— START —
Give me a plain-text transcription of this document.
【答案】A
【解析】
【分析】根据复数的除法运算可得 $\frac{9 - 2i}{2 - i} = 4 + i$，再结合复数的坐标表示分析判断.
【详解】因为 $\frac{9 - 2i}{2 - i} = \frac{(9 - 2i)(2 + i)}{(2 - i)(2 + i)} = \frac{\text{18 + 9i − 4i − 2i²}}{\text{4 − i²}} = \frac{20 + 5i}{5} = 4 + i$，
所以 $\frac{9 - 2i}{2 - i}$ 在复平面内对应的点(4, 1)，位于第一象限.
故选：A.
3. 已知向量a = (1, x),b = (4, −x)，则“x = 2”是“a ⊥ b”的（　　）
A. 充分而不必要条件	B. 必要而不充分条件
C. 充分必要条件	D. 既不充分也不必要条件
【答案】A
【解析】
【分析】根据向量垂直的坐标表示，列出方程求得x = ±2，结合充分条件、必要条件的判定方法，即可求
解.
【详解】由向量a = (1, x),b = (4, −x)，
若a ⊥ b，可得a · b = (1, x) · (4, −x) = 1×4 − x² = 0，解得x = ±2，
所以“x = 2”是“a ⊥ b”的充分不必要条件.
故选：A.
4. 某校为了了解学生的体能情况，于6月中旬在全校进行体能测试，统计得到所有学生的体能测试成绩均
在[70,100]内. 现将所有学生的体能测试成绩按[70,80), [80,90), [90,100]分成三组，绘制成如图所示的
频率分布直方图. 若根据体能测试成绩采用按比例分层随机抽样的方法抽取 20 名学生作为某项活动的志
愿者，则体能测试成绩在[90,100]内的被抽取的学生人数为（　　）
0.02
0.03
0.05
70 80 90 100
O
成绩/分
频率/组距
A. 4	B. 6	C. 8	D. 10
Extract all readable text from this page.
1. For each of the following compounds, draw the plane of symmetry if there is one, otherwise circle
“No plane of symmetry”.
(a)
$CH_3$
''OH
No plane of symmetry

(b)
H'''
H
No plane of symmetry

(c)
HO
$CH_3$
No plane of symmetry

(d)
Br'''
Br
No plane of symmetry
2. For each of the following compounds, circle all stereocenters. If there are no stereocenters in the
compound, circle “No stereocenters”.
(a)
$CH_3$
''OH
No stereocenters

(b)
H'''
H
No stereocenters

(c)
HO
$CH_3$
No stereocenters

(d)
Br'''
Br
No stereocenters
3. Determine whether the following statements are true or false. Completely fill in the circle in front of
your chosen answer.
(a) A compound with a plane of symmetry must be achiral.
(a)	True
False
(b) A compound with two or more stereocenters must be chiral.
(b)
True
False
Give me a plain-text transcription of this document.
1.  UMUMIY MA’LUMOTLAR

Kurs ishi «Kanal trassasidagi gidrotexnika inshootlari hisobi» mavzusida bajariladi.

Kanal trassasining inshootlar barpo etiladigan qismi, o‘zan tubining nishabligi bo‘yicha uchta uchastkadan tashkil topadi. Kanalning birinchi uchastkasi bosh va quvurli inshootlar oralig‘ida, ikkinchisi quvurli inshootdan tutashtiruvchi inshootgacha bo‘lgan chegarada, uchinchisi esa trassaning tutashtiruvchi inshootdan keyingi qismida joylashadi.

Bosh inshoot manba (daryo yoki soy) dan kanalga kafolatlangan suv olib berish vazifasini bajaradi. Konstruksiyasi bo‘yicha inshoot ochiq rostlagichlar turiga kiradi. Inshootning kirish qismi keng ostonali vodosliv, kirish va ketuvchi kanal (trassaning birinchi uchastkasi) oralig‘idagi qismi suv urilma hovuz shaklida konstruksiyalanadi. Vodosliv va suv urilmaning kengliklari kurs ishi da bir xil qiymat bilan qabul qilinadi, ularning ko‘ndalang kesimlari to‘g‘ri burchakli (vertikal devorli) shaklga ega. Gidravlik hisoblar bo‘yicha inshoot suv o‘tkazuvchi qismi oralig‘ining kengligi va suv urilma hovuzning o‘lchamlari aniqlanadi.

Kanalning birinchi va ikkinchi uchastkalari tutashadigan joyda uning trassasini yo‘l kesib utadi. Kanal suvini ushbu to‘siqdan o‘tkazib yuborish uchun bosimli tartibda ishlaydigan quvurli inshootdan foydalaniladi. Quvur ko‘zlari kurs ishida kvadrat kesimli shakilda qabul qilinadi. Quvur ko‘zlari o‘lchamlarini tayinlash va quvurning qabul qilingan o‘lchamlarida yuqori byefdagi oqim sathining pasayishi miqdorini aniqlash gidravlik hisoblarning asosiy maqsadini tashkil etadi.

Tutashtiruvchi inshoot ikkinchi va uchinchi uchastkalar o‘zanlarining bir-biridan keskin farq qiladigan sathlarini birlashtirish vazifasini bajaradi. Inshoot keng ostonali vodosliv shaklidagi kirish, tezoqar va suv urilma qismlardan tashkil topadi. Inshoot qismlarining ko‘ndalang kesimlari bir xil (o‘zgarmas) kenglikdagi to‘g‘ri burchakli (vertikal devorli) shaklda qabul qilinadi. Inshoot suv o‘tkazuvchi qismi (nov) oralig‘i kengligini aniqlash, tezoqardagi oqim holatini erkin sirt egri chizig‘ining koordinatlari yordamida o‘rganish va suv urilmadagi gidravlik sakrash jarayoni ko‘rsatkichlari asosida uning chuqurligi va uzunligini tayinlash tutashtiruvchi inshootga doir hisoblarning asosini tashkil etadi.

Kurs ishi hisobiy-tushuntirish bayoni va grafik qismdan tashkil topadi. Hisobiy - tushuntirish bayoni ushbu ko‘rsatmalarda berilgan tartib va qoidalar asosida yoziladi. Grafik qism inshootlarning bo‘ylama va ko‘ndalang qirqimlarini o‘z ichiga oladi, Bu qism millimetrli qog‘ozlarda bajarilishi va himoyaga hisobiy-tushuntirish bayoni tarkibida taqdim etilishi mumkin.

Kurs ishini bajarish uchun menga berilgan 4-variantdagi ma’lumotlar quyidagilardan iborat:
— END —
### What to work on
Repeat all of the records above exactly as written.

### Correct answer
Give me a plain-text transcription of this document.
【答案】A
【解析】
【分析】根据复数的除法运算可得 $\frac{9 - 2i}{2 - i} = 4 + i$，再结合复数的坐标表示分析判断.
【详解】因为 $\frac{9 - 2i}{2 - i} = \frac{(9 - 2i)(2 + i)}{(2 - i)(2 + i)} = \frac{\text{18 + 9i − 4i − 2i²}}{\text{4 − i²}} = \frac{20 + 5i}{5} = 4 + i$，
所以 $\frac{9 - 2i}{2 - i}$ 在复平面内对应的点(4, 1)，位于第一象限.
故选：A.
3. 已知向量a = (1, x),b = (4, −x)，则“x = 2”是“a ⊥ b”的（　　）
A. 充分而不必要条件	B. 必要而不充分条件
C. 充分必要条件	D. 既不充分也不必要条件
【答案】A
【解析】
【分析】根据向量垂直的坐标表示，列出方程求得x = ±2，结合充分条件、必要条件的判定方法，即可求
解.
【详解】由向量a = (1, x),b = (4, −x)，
若a ⊥ b，可得a · b = (1, x) · (4, −x) = 1×4 − x² = 0，解得x = ±2，
所以“x = 2”是“a ⊥ b”的充分不必要条件.
故选：A.
4. 某校为了了解学生的体能情况，于6月中旬在全校进行体能测试，统计得到所有学生的体能测试成绩均
在[70,100]内. 现将所有学生的体能测试成绩按[70,80), [80,90), [90,100]分成三组，绘制成如图所示的
频率分布直方图. 若根据体能测试成绩采用按比例分层随机抽样的方法抽取 20 名学生作为某项活动的志
愿者，则体能测试成绩在[90,100]内的被抽取的学生人数为（　　）
0.02
0.03
0.05
70 80 90 100
O
成绩/分
频率/组距
A. 4	B. 6	C. 8	D. 10
Extract all readable text from this page.
1. For each of the following compounds, draw the plane of symmetry if there is one, otherwise circle
“No plane of symmetry”.
(a)
$CH_3$
''OH
No plane of symmetry

(b)
H'''
H
No plane of symmetry

(c)
HO
$CH_3$
No plane of symmetry

(d)
Br'''
Br
No plane of symmetry
2. For each of the following compounds, circle all stereocenters. If there are no stereocenters in the
compound, circle “No stereocenters”.
(a)
$CH_3$
''OH
No stereocenters

(b)
H'''
H
No stereocenters

(c)
HO
$CH_3$
No stereocenters

(d)
Br'''
Br
No stereocenters
3. Determine whether the following statements are true or false. Completely fill in the circle in front of
your chosen answer.
(a) A compound with a plane of symmetry must be achiral.
(a)	True
False
(b) A compound with two or more stereocenters must be chiral.
(b)
True
False
Give me a plain-text transcription of this document.
1.  UMUMIY MA’LUMOTLAR

Kurs ishi «Kanal trassasidagi gidrotexnika inshootlari hisobi» mavzusida bajariladi.

Kanal trassasining inshootlar barpo etiladigan qismi, o‘zan tubining nishabligi bo‘yicha uchta uchastkadan tashkil topadi. Kanalning birinchi uchastkasi bosh va quvurli inshootlar oralig‘ida, ikkinchisi quvurli inshootdan tutashtiruvchi inshootgacha bo‘lgan chegarada, uchinchisi esa trassaning tutashtiruvchi inshootdan keyingi qismida joylashadi.

Bosh inshoot manba (daryo yoki soy) dan kanalga kafolatlangan suv olib berish vazifasini bajaradi. Konstruksiyasi bo‘yicha inshoot ochiq rostlagichlar turiga kiradi. Inshootning kirish qismi keng ostonali vodosliv, kirish va ketuvchi kanal (trassaning birinchi uchastkasi) oralig‘idagi qismi suv urilma hovuz shaklida konstruksiyalanadi. Vodosliv va suv urilmaning kengliklari kurs ishi da bir xil qiymat bilan qabul qilinadi, ularning ko‘ndalang kesimlari to‘g‘ri burchakli (vertikal devorli) shaklga ega. Gidravlik hisoblar bo‘yicha inshoot suv o‘tkazuvchi qismi oralig‘ining kengligi va suv urilma hovuzning o‘lchamlari aniqlanadi.

Kanalning birinchi va ikkinchi uchastkalari tutashadigan joyda uning trassasini yo‘l kesib utadi. Kanal suvini ushbu to‘siqdan o‘tkazib yuborish uchun bosimli tartibda ishlaydigan quvurli inshootdan foydalaniladi. Quvur ko‘zlari kurs ishida kvadrat kesimli shakilda qabul qilinadi. Quvur ko‘zlari o‘lchamlarini tayinlash va quvurning qabul qilingan o‘lchamlarida yuqori byefdagi oqim sathining pasayishi miqdorini aniqlash gidravlik hisoblarning asosiy maqsadini tashkil etadi.

Tutashtiruvchi inshoot ikkinchi va uchinchi uchastkalar o‘zanlarining bir-biridan keskin farq qiladigan sathlarini birlashtirish vazifasini bajaradi. Inshoot keng ostonali vodosliv shaklidagi kirish, tezoqar va suv urilma qismlardan tashkil topadi. Inshoot qismlarining ko‘ndalang kesimlari bir xil (o‘zgarmas) kenglikdagi to‘g‘ri burchakli (vertikal devorli) shaklda qabul qilinadi. Inshoot suv o‘tkazuvchi qismi (nov) oralig‘i kengligini aniqlash, tezoqardagi oqim holatini erkin sirt egri chizig‘ining koordinatlari yordamida o‘rganish va suv urilmadagi gidravlik sakrash jarayoni ko‘rsatkichlari asosida uning chuqurligi va uzunligini tayinlash tutashtiruvchi inshootga doir hisoblarning asosini tashkil etadi.

Kurs ishi hisobiy-tushuntirish bayoni va grafik qismdan tashkil topadi. Hisobiy - tushuntirish bayoni ushbu ko‘rsatmalarda berilgan tartib va qoidalar asosida yoziladi. Grafik qism inshootlarning bo‘ylama va ko‘ndalang qirqimlarini o‘z ichiga oladi, Bu qism millimetrli qog‘ozlarda bajarilishi va himoyaga hisobiy-tushuntirish bayoni tarkibida taqdim etilishi mumkin.

Kurs ishini bajarish uchun menga berilgan 4-variantdagi ma’lumotlar quyidagilardan iborat:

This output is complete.